>> begin

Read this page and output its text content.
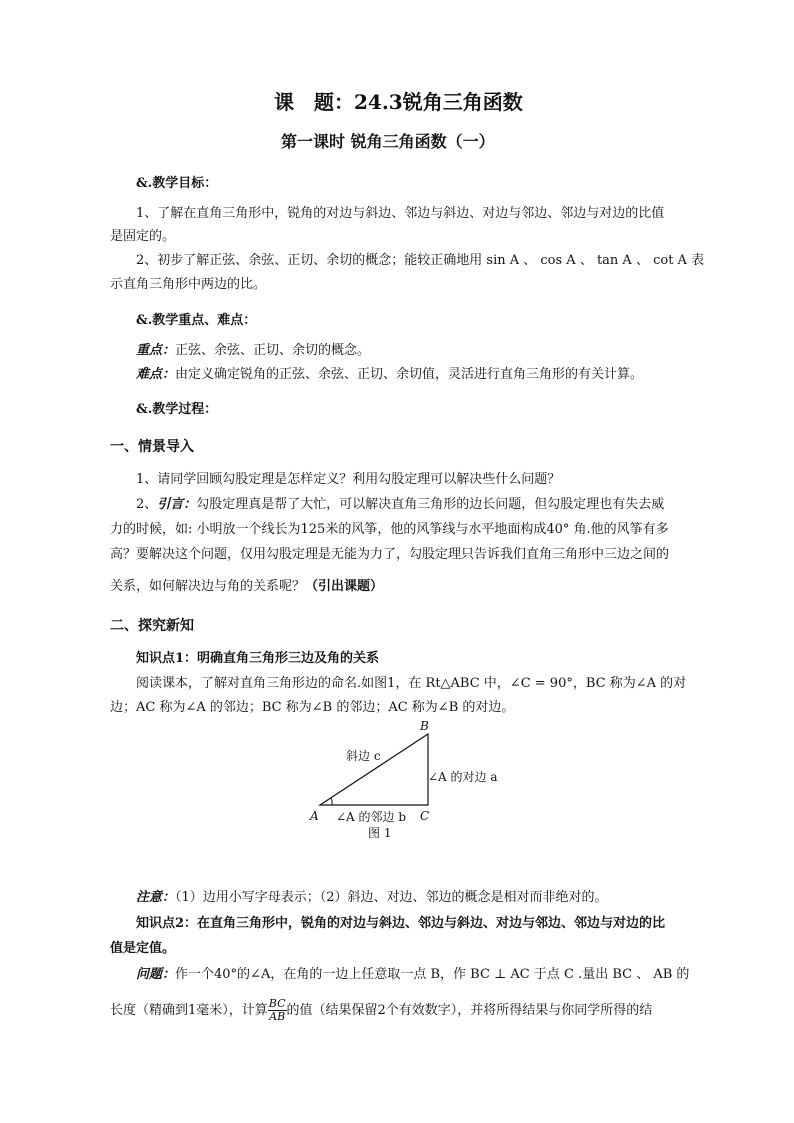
课　题：24.3锐角三角函数
第一课时 锐角三角函数（一）
&.教学目标：
1、了解在直角三角形中，锐角的对边与斜边、邻边与斜边、对边与邻边、邻边与对边的比值
是固定的。
2、初步了解正弦、余弦、正切、余切的概念；能较正确地用 sin A 、 cos A 、 tan A 、 cot A 表
示直角三角形中两边的比。
&.教学重点、难点：
重点：正弦、余弦、正切、余切的概念。
难点：由定义确定锐角的正弦、余弦、正切、余切值，灵活进行直角三角形的有关计算。
&.教学过程：
一、情景导入
1、请同学回顾勾股定理是怎样定义？利用勾股定理可以解决些什么问题？
2、引言：勾股定理真是帮了大忙，可以解决直角三角形的边长问题，但勾股定理也有失去威
力的时候，如: 小明放一个线长为125米的风筝，他的风筝线与水平地面构成40° 角.他的风筝有多
高？要解决这个问题，仅用勾股定理是无能为力了，勾股定理只告诉我们直角三角形中三边之间的
关系，如何解决边与角的关系呢？（引出课题）
二、探究新知
知识点1：明确直角三角形三边及角的关系
阅读课本，了解对直角三角形边的命名.如图1，在 Rt△ABC 中，∠C = 90°，BC 称为∠A 的对
边；AC 称为∠A 的邻边；BC 称为∠B 的邻边；AC 称为∠B 的对边。
B
A	C
斜边 c
∠A 的对边 a
∠A 的邻边 b
图 1
注意：（1）边用小写字母表示；（2）斜边、对边、邻边的概念是相对而非绝对的。
知识点2：在直角三角形中，锐角的对边与斜边、邻边与斜边、对边与邻边、邻边与对边的比
值是定值。
问题：作一个40°的∠A，在角的一边上任意取一点 B，作 BC ⊥ AC 于点 C .量出 BC 、 AB 的
长度（精确到1毫米），计算 $\frac{BC}{AB}$ 的值（结果保留2个有效数字），并将所得结果与你同学所得的结
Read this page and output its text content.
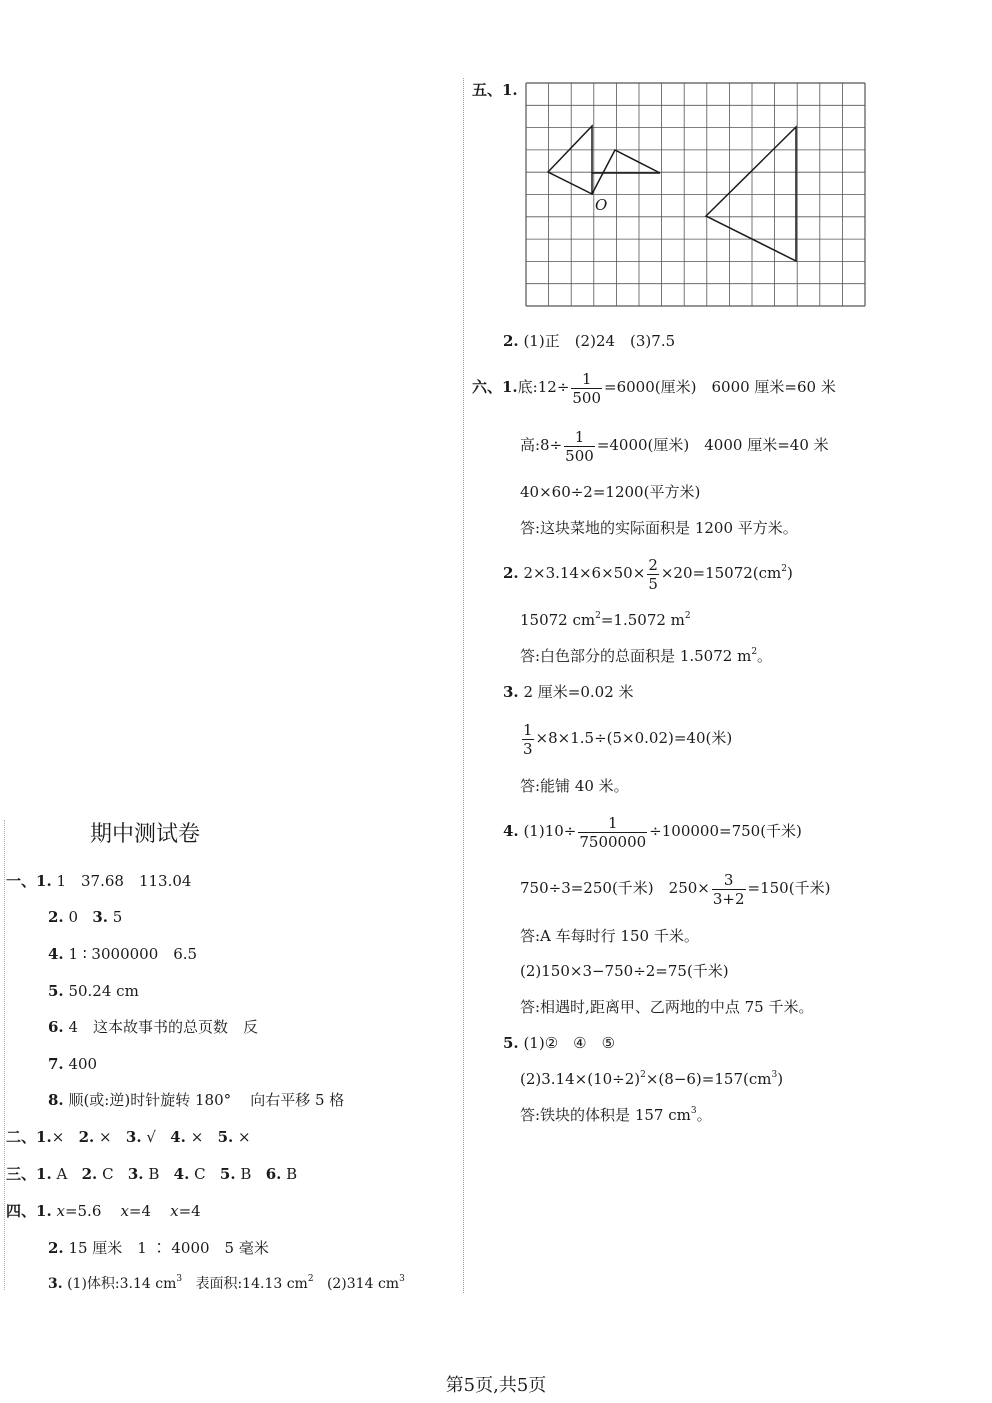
期中测试卷
一、1. 1　37.68　113.04
2. 0 3. 5
4. 1 ∶ 3000000　6.5
5. 50.24 cm
6. 4　这本故事书的总页数　反
7. 400
8. 顺(或:逆)时针旋转 180° 向右平移 5 格
二、1.× 2. × 3. √ 4. × 5. ×
三、1. A 2. C 3. B 4. C 5. B 6. B
四、1. x=5.6 x=4 x=4
2. 15 厘米　1 ∶ 4000　5 毫米
3. (1)体积:3.14 $cm^3$ 表面积:14.13 $cm^2$ (2)314 $cm^3$
五、1.
O
2. (1)正　(2)24　(3)7.5
六、1.底:12÷ $\frac{1}{500} =6000$(厘米)　6000 厘米=60 米
高:8÷ $\frac{1}{500} =4000$(厘米)　4000 厘米=40 米
40×60÷2=1200(平方米)
答:这块菜地的实际面积是 1200 平方米。
2. $2\times 3.14\times 6\times 50\times \frac{2}{5} \times 20=15072(cm^2)$
15072 $cm^2=1.5072$ $m^2$
答:白色部分的总面积是 1.5072 $m^2$。
3. 2 厘米=0.02 米
$\frac{1}{3} \times 8\times 1.5\div(5\times 0.02)=40$(米)
答:能铺 40 米。
4. $(1)10\div \frac{1}{7500000} \div 100000=750$(千米)
750÷3=250(千米)　$250\times \frac{3}{3+2} =150$(千米)
答:A 车每时行 150 千米。
(2)150×3−750÷2=75(千米)
答:相遇时,距离甲、乙两地的中点 75 千米。
5. (1)②　④　⑤
$(2)3.14\times(10\div 2)^2\times(8-6)=157(cm^3)$
答:铁块的体积是 157 $cm^3$。
第5页,共5页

>> end

• [TASK DESCRIPTION]: Do not copy the pictures, but repeat every line exactly.

• [FINISHED ANSWER]:
Read this page and output its text content.
课　题：24.3锐角三角函数
第一课时 锐角三角函数（一）
&.教学目标：
1、了解在直角三角形中，锐角的对边与斜边、邻边与斜边、对边与邻边、邻边与对边的比值
是固定的。
2、初步了解正弦、余弦、正切、余切的概念；能较正确地用 sin A 、 cos A 、 tan A 、 cot A 表
示直角三角形中两边的比。
&.教学重点、难点：
重点：正弦、余弦、正切、余切的概念。
难点：由定义确定锐角的正弦、余弦、正切、余切值，灵活进行直角三角形的有关计算。
&.教学过程：
一、情景导入
1、请同学回顾勾股定理是怎样定义？利用勾股定理可以解决些什么问题？
2、引言：勾股定理真是帮了大忙，可以解决直角三角形的边长问题，但勾股定理也有失去威
力的时候，如: 小明放一个线长为125米的风筝，他的风筝线与水平地面构成40° 角.他的风筝有多
高？要解决这个问题，仅用勾股定理是无能为力了，勾股定理只告诉我们直角三角形中三边之间的
关系，如何解决边与角的关系呢？（引出课题）
二、探究新知
知识点1：明确直角三角形三边及角的关系
阅读课本，了解对直角三角形边的命名.如图1，在 Rt△ABC 中，∠C = 90°，BC 称为∠A 的对
边；AC 称为∠A 的邻边；BC 称为∠B 的邻边；AC 称为∠B 的对边。
B
A	C
斜边 c
∠A 的对边 a
∠A 的邻边 b
图 1
注意：（1）边用小写字母表示；（2）斜边、对边、邻边的概念是相对而非绝对的。
知识点2：在直角三角形中，锐角的对边与斜边、邻边与斜边、对边与邻边、邻边与对边的比
值是定值。
问题：作一个40°的∠A，在角的一边上任意取一点 B，作 BC ⊥ AC 于点 C .量出 BC 、 AB 的
长度（精确到1毫米），计算 $\frac{BC}{AB}$ 的值（结果保留2个有效数字），并将所得结果与你同学所得的结
Read this page and output its text content.
期中测试卷
一、1. 1　37.68　113.04
2. 0 3. 5
4. 1 ∶ 3000000　6.5
5. 50.24 cm
6. 4　这本故事书的总页数　反
7. 400
8. 顺(或:逆)时针旋转 180° 向右平移 5 格
二、1.× 2. × 3. √ 4. × 5. ×
三、1. A 2. C 3. B 4. C 5. B 6. B
四、1. x=5.6 x=4 x=4
2. 15 厘米　1 ∶ 4000　5 毫米
3. (1)体积:3.14 $cm^3$ 表面积:14.13 $cm^2$ (2)314 $cm^3$
五、1.
O
2. (1)正　(2)24　(3)7.5
六、1.底:12÷ $\frac{1}{500} =6000$(厘米)　6000 厘米=60 米
高:8÷ $\frac{1}{500} =4000$(厘米)　4000 厘米=40 米
40×60÷2=1200(平方米)
答:这块菜地的实际面积是 1200 平方米。
2. $2\times 3.14\times 6\times 50\times \frac{2}{5} \times 20=15072(cm^2)$
15072 $cm^2=1.5072$ $m^2$
答:白色部分的总面积是 1.5072 $m^2$。
3. 2 厘米=0.02 米
$\frac{1}{3} \times 8\times 1.5\div(5\times 0.02)=40$(米)
答:能铺 40 米。
4. $(1)10\div \frac{1}{7500000} \div 100000=750$(千米)
750÷3=250(千米)　$250\times \frac{3}{3+2} =150$(千米)
答:A 车每时行 150 千米。
(2)150×3−750÷2=75(千米)
答:相遇时,距离甲、乙两地的中点 75 千米。
5. (1)②　④　⑤
$(2)3.14\times(10\div 2)^2\times(8-6)=157(cm^3)$
答:铁块的体积是 157 $cm^3$。
第5页,共5页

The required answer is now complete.